↓↓↓

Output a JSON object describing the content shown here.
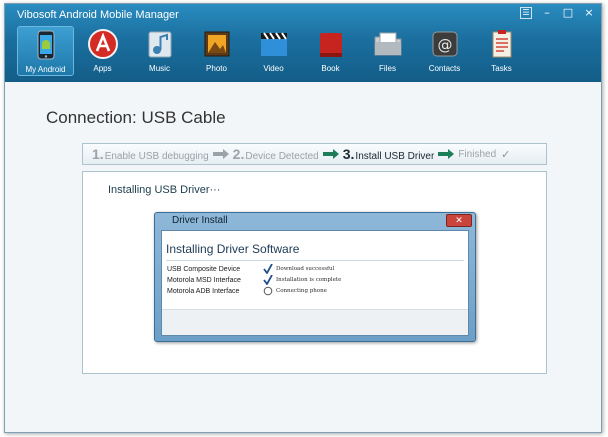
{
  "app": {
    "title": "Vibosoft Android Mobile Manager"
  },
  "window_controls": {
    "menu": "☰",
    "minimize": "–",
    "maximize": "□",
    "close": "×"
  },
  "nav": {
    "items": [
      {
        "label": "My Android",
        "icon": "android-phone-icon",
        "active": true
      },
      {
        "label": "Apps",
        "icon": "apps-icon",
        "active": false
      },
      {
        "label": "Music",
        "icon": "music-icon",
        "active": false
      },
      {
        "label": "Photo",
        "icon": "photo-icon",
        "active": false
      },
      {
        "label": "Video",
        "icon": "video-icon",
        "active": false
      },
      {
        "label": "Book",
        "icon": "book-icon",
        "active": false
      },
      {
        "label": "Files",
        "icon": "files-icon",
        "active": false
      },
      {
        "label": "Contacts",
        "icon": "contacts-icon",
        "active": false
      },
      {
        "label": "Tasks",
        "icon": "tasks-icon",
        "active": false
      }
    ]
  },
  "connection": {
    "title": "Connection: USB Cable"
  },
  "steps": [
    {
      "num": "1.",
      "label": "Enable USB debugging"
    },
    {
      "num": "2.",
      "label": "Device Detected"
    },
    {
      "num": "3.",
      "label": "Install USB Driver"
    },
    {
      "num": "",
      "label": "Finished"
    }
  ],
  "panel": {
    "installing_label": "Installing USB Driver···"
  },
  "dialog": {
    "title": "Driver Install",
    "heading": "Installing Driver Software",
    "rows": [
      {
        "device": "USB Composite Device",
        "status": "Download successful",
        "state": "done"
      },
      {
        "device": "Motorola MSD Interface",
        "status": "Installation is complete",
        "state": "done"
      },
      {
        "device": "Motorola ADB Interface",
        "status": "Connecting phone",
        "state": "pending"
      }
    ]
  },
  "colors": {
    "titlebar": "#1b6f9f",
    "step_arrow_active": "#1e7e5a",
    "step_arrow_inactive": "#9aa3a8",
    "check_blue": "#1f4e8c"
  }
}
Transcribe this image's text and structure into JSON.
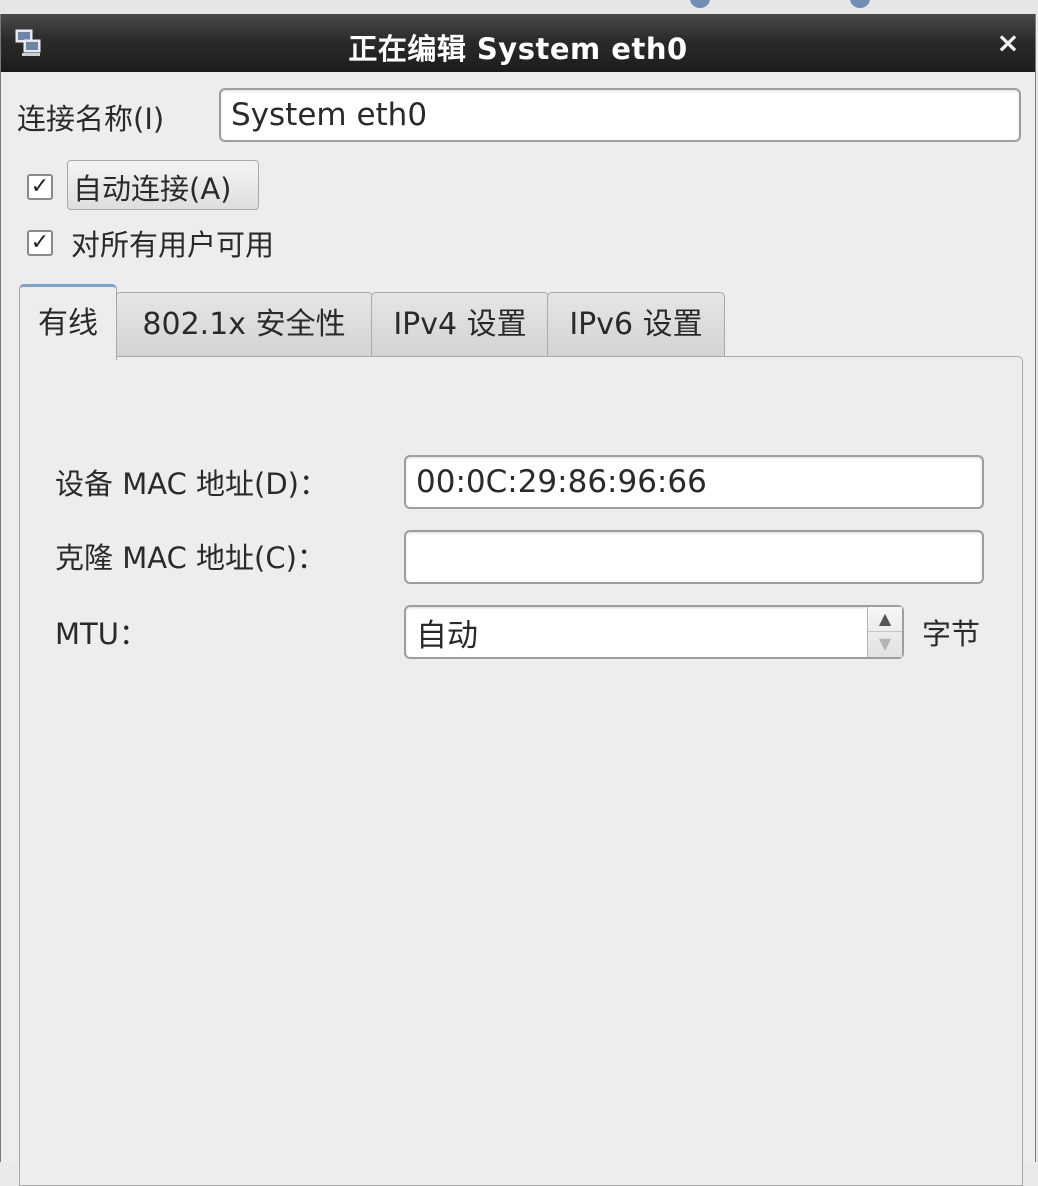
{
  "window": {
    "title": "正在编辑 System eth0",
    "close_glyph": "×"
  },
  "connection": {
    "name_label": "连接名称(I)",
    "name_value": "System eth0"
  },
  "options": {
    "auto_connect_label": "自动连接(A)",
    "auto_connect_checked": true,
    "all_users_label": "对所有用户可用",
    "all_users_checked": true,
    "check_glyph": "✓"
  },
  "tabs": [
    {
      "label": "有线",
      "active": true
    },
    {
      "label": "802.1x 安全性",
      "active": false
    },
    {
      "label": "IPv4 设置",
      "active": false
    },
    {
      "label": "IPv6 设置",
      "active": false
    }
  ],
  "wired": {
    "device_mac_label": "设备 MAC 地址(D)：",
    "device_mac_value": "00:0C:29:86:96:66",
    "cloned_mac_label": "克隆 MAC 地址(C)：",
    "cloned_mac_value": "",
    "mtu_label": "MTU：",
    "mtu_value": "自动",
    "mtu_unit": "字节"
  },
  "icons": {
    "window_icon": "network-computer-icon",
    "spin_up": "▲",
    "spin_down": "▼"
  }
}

↑↑↑

**WHAT IS ASKED**
Copy exactly the lines from the one containing "Transcribe this image's" through the last line of the records above, including both, and omit every picture.

**SOLUTION**
Transcribe this image's text and structure into JSON.
{
  "window": {
    "title": "正在编辑 System eth0",
    "close_glyph": "×"
  },
  "connection": {
    "name_label": "连接名称(I)",
    "name_value": "System eth0"
  },
  "options": {
    "auto_connect_label": "自动连接(A)",
    "auto_connect_checked": true,
    "all_users_label": "对所有用户可用",
    "all_users_checked": true,
    "check_glyph": "✓"
  },
  "tabs": [
    {
      "label": "有线",
      "active": true
    },
    {
      "label": "802.1x 安全性",
      "active": false
    },
    {
      "label": "IPv4 设置",
      "active": false
    },
    {
      "label": "IPv6 设置",
      "active": false
    }
  ],
  "wired": {
    "device_mac_label": "设备 MAC 地址(D)：",
    "device_mac_value": "00:0C:29:86:96:66",
    "cloned_mac_label": "克隆 MAC 地址(C)：",
    "cloned_mac_value": "",
    "mtu_label": "MTU：",
    "mtu_value": "自动",
    "mtu_unit": "字节"
  },
  "icons": {
    "window_icon": "network-computer-icon",
    "spin_up": "▲",
    "spin_down": "▼"
  }
}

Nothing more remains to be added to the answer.